» Instruction: Determine the number of lines containing the word "this". Reply with it and nothing else.
============================================================
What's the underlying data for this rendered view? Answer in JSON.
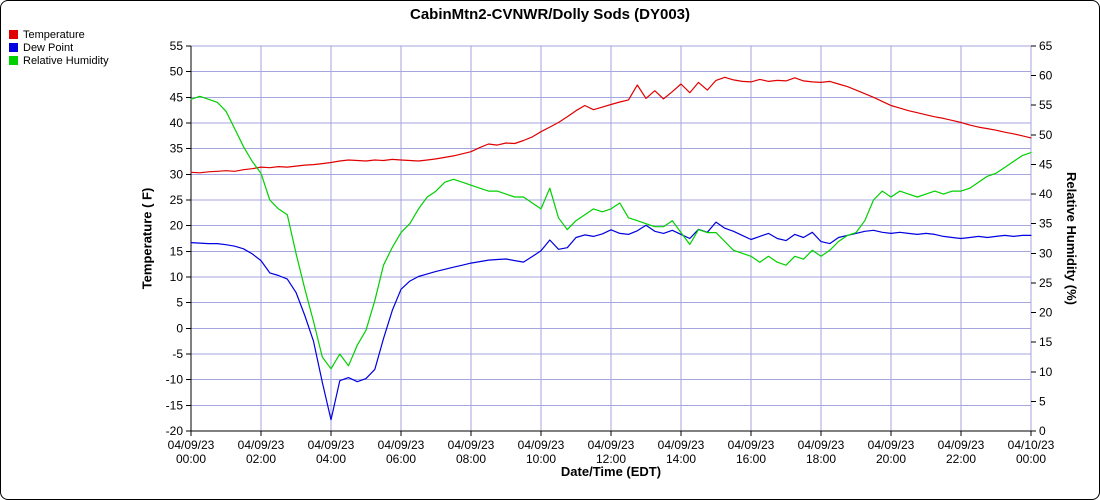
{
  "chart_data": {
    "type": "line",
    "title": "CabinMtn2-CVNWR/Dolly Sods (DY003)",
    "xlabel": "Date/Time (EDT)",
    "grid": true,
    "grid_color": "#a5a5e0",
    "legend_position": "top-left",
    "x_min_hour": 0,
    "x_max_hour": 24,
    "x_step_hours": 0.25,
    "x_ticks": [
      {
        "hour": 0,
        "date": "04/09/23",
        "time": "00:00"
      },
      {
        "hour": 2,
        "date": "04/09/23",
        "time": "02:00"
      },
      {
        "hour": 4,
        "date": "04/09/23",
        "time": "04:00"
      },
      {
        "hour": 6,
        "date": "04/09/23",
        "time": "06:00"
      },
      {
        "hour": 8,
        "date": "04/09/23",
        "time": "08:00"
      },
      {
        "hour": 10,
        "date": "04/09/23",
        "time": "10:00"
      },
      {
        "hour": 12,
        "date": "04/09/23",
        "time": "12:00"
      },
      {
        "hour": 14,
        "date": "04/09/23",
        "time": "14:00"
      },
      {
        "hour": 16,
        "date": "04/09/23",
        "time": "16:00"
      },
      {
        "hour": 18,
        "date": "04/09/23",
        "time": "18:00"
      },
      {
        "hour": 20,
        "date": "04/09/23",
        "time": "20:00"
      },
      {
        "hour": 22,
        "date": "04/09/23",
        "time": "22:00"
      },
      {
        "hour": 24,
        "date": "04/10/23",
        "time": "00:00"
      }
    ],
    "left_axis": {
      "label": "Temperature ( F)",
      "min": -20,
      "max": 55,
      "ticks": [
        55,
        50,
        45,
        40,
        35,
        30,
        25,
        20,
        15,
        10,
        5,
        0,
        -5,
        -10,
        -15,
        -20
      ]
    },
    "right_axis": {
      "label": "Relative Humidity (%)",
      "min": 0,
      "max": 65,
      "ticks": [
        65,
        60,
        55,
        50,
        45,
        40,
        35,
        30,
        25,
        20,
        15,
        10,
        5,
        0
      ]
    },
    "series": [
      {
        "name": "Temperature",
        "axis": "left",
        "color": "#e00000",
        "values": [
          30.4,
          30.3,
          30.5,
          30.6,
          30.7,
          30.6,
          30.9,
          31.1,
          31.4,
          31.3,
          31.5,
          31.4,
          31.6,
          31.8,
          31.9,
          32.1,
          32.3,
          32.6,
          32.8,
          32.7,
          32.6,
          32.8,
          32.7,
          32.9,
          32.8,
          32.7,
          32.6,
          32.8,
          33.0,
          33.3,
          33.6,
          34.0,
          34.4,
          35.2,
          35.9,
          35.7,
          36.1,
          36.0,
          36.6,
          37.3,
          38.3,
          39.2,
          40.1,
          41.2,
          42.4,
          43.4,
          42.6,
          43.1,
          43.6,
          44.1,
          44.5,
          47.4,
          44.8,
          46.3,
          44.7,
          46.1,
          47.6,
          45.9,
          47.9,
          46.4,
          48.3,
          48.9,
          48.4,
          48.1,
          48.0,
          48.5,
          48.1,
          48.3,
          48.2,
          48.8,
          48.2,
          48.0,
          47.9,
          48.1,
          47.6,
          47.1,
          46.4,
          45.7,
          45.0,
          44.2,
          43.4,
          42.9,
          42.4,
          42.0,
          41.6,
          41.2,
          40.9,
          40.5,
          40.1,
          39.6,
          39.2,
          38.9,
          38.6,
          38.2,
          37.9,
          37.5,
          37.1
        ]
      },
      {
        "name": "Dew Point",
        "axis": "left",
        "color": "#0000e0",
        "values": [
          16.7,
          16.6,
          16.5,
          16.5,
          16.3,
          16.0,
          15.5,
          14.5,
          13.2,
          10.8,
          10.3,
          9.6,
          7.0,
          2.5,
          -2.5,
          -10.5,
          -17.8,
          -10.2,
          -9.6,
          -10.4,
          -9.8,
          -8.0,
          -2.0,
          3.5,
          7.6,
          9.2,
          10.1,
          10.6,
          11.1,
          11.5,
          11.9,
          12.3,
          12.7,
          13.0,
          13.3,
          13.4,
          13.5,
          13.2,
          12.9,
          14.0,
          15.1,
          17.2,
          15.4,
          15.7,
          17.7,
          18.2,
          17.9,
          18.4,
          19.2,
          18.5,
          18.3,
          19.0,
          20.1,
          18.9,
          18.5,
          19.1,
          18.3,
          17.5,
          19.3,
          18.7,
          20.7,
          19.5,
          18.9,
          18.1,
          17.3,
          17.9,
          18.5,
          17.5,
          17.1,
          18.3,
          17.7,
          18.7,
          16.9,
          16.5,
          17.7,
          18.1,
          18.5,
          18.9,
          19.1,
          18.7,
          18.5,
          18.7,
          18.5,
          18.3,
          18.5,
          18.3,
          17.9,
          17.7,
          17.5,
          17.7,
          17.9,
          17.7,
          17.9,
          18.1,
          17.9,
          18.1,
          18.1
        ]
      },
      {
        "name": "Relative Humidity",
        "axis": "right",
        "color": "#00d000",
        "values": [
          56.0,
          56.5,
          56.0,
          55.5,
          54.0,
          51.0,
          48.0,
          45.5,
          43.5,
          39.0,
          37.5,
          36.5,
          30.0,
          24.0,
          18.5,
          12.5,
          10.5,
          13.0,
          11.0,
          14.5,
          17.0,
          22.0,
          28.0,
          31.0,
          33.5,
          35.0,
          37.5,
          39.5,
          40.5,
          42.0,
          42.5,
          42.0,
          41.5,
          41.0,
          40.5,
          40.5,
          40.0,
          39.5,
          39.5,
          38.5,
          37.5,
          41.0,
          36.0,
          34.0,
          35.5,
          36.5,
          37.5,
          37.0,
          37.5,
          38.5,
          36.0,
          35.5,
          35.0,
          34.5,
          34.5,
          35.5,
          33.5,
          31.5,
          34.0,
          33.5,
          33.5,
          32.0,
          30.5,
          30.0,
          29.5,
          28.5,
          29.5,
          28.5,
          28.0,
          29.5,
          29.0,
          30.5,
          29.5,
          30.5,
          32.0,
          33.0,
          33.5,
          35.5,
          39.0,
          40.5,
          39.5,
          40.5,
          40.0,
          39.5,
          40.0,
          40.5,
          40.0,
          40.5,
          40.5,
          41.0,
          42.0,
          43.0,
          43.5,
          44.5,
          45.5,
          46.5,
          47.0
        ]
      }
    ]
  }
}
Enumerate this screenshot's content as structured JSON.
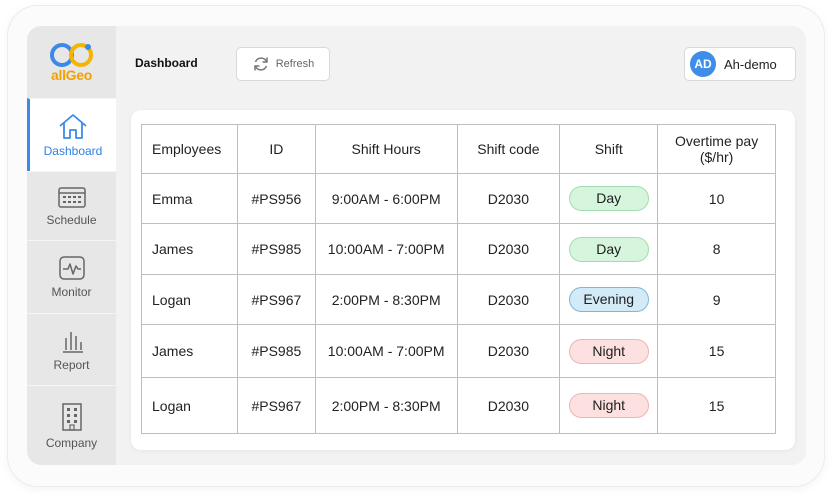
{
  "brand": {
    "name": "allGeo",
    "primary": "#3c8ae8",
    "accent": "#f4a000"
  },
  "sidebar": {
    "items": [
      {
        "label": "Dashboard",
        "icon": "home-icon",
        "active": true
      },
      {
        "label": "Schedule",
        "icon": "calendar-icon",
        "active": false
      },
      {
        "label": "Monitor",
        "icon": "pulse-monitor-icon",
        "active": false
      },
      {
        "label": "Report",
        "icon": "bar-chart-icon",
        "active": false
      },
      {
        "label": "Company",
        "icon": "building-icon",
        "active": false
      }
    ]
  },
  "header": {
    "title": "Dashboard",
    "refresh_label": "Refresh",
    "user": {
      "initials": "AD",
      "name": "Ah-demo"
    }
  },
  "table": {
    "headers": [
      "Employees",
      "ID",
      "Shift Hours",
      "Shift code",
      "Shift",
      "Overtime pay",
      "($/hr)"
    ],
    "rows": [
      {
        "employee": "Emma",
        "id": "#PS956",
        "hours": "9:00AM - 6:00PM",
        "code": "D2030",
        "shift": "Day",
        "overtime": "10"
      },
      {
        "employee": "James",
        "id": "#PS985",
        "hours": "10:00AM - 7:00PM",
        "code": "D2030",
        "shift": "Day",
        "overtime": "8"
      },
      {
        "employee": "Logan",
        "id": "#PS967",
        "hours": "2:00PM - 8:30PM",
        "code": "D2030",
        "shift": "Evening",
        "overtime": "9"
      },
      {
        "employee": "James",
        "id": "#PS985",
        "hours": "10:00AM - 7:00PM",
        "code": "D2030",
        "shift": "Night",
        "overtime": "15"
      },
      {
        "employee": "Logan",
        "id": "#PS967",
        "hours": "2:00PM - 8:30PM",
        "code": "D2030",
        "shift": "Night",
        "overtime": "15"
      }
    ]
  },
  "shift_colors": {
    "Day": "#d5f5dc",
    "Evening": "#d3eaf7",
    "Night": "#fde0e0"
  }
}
============================================================
» Completed exercise: 2